• [GIVEN EXERCISE 1]: In the thread about early Motorola logic chips, during which years was Jim Thompson at Motorola SPD?
• [GIVEN EXERCISE 2]: In the thread about early Motorola logic chips, write out the part from "I was at Motorola" to "and ECL/PECL numbers." with "analog" changed to "linear".

Oh, OK. I'm reminiscing. Sigh.

Say, Jim Thompson - didn't you used to work at Motorola? I'm not going to
say I think you worked there at the time, even though you are more than
a year older than I am ;-), but I was just sort of wondering if you or
anyone else remember those chips. Their part number was something like
MC733 or MC312 or something like that - two letters to indicate "Motorola"
and three digits.

Anybody remember them, or have any stories about using them?

Thanks!
Rich

The first digital ICs I used were Moto RTLs, packaged in a round black
8-pin glob-top with wire leads, like the old Fairchild transistors.
Noisy, nasty, unreliable power hogs, as I recall. Noise immunity and
fanout were both the pits.

MC7xx maybe.

John
 
J

Jim Thompson

The first digital ICs I used were Moto RTLs, packaged in a round black
8-pin glob-top with wire leads, like the old Fairchild transistors.
Noisy, nasty, unreliable power hogs, as I recall. Noise immunity and
fanout were both the pits.

MC7xx maybe.

John

I was at Motorola SPD from 1962-1970.

Besides all the analog stuff I did I was involved with ECL, RTL, DTL,
TTL & PECL, but I really only remember the TTL and ECL/PECL numbers.

RTL sucks for noise immunity EXCEPT when everything stays on-chip.
I've done a number of analog chips with simple-minded RTL logic
sections, but my preference is BiCMOS.

...Jim Thompson
 
W

Winfield Hill

John Larkin wrote...
The first digital ICs I used were Moto RTLs, packaged in a round black
8-pin glob-top with wire leads, like the old Fairchild transistors.

• [DATASET RECORDS]:
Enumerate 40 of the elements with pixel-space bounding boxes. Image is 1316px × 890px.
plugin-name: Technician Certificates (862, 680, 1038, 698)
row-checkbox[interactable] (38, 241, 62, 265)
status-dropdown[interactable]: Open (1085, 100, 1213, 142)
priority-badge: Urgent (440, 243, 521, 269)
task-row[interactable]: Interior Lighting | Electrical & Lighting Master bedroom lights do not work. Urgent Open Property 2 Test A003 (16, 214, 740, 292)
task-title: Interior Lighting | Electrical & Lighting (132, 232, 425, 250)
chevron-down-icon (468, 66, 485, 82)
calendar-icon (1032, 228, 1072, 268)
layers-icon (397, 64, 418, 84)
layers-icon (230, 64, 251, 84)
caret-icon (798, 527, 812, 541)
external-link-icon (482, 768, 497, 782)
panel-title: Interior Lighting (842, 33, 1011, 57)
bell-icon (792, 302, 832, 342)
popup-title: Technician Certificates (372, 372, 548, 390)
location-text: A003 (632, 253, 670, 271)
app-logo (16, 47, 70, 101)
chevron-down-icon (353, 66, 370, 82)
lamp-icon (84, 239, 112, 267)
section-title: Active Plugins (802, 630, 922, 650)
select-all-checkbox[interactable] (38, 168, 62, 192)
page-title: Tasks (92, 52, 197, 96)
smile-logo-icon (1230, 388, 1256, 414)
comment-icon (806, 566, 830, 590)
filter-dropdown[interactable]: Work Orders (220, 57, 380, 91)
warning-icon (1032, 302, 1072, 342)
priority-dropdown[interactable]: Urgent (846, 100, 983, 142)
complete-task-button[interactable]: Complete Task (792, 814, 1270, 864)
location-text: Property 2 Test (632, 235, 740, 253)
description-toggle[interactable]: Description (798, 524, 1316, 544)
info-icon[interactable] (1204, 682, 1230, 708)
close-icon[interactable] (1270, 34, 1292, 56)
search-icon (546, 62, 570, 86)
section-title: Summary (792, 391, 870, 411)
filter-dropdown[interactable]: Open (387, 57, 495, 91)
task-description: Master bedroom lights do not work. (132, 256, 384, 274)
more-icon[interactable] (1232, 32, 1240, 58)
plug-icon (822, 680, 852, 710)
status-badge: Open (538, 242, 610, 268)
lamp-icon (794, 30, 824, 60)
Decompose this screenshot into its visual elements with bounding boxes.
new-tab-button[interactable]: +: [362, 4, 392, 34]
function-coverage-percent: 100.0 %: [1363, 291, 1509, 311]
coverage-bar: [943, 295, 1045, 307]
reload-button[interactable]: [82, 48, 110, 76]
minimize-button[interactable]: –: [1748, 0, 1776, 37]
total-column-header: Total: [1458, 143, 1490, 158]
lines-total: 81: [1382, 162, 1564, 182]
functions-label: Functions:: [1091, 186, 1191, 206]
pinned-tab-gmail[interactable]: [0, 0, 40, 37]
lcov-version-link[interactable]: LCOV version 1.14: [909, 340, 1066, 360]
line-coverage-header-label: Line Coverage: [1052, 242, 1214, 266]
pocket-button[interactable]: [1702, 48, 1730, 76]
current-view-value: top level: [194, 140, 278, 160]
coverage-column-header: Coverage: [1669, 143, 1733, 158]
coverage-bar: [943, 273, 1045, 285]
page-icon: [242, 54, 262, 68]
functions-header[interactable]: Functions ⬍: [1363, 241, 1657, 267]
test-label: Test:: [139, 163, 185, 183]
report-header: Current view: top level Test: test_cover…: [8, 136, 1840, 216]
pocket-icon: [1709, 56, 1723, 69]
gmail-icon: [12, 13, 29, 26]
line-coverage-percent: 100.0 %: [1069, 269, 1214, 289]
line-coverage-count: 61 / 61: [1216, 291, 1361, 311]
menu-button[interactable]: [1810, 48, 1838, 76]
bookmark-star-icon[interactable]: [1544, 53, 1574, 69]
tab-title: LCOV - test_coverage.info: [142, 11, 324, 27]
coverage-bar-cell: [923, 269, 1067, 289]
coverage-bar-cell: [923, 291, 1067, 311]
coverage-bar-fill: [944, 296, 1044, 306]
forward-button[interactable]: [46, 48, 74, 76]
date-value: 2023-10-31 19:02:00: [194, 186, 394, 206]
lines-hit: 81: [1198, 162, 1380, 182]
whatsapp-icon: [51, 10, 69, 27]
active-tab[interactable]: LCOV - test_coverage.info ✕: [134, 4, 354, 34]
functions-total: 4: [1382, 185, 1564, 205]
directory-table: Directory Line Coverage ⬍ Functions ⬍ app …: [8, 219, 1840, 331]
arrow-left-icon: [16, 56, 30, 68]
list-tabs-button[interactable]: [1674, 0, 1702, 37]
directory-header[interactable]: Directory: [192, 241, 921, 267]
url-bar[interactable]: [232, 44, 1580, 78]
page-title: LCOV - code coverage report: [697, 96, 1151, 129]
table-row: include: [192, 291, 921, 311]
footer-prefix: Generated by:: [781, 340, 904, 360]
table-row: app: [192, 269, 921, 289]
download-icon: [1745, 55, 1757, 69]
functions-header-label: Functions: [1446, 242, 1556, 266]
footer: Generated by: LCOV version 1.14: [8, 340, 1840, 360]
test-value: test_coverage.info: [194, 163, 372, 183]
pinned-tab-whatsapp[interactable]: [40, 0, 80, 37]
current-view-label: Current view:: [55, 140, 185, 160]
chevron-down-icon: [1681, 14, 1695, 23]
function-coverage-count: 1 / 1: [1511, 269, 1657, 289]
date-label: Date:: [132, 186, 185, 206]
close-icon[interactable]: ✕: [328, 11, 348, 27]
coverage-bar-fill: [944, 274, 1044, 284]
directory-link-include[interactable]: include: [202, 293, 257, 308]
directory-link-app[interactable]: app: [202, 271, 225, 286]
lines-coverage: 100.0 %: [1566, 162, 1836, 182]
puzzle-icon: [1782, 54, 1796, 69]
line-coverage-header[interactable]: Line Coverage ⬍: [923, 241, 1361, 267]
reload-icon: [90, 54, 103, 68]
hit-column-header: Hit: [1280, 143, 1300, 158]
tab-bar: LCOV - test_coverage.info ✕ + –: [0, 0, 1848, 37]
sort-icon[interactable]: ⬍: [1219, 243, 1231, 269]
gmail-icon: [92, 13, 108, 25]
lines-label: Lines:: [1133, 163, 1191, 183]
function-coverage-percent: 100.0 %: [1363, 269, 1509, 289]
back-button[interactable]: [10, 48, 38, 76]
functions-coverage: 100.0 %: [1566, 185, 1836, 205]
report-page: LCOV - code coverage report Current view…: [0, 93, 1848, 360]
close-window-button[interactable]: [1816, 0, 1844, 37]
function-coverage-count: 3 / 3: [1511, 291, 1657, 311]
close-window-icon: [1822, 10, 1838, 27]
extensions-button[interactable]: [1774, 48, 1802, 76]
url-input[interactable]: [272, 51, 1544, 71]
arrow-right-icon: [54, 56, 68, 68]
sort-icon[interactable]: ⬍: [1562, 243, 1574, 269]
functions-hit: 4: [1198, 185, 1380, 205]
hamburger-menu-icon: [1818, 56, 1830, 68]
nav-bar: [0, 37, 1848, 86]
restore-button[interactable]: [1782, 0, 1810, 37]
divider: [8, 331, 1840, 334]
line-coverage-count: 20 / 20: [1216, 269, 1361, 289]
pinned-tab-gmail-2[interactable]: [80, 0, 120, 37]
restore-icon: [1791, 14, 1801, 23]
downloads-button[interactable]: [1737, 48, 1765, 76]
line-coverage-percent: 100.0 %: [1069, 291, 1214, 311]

• [FULL ANSWER 1]: 1962-1970.

• [FULL ANSWER 2]:
I was at Motorola SPD from 1962-1970.

Besides all the linear stuff I did I was involved with ECL, RTL, DTL,
TTL & PECL, but I really only remember the TTL and ECL/PECL numbers.